■ **WORK INSTRUCTIONS**:
Transcribe the full listing exactly, and drop every picture.

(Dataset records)
....

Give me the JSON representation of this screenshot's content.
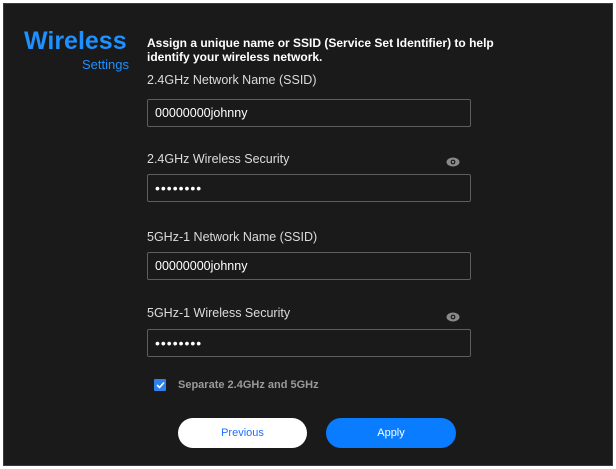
{
  "sidebar": {
    "title": "Wireless",
    "subtitle": "Settings"
  },
  "description": "Assign a unique name or SSID (Service Set Identifier) to help identify your wireless network.",
  "fields": [
    {
      "label": "2.4GHz Network Name (SSID)",
      "value": "00000000johnny",
      "type": "text"
    },
    {
      "label": "2.4GHz Wireless Security",
      "value": "••••••••",
      "type": "password",
      "icon": "eye-icon"
    },
    {
      "label": "5GHz-1 Network Name (SSID)",
      "value": "00000000johnny",
      "type": "text"
    },
    {
      "label": "5GHz-1 Wireless Security",
      "value": "••••••••",
      "type": "password",
      "icon": "eye-icon"
    }
  ],
  "separate_bands": {
    "label": "Separate 2.4GHz and 5GHz",
    "checked": true
  },
  "buttons": {
    "previous": "Previous",
    "apply": "Apply"
  },
  "colors": {
    "accent": "#1e90ff",
    "background": "#1a1a1a",
    "apply_button": "#0a7cff"
  }
}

....

■ **TASK RESPONSE**:
Give me the JSON representation of this screenshot's content.
{
  "sidebar": {
    "title": "Wireless",
    "subtitle": "Settings"
  },
  "description": "Assign a unique name or SSID (Service Set Identifier) to help identify your wireless network.",
  "fields": [
    {
      "label": "2.4GHz Network Name (SSID)",
      "value": "00000000johnny",
      "type": "text"
    },
    {
      "label": "2.4GHz Wireless Security",
      "value": "••••••••",
      "type": "password",
      "icon": "eye-icon"
    },
    {
      "label": "5GHz-1 Network Name (SSID)",
      "value": "00000000johnny",
      "type": "text"
    },
    {
      "label": "5GHz-1 Wireless Security",
      "value": "••••••••",
      "type": "password",
      "icon": "eye-icon"
    }
  ],
  "separate_bands": {
    "label": "Separate 2.4GHz and 5GHz",
    "checked": true
  },
  "buttons": {
    "previous": "Previous",
    "apply": "Apply"
  },
  "colors": {
    "accent": "#1e90ff",
    "background": "#1a1a1a",
    "apply_button": "#0a7cff"
  }
}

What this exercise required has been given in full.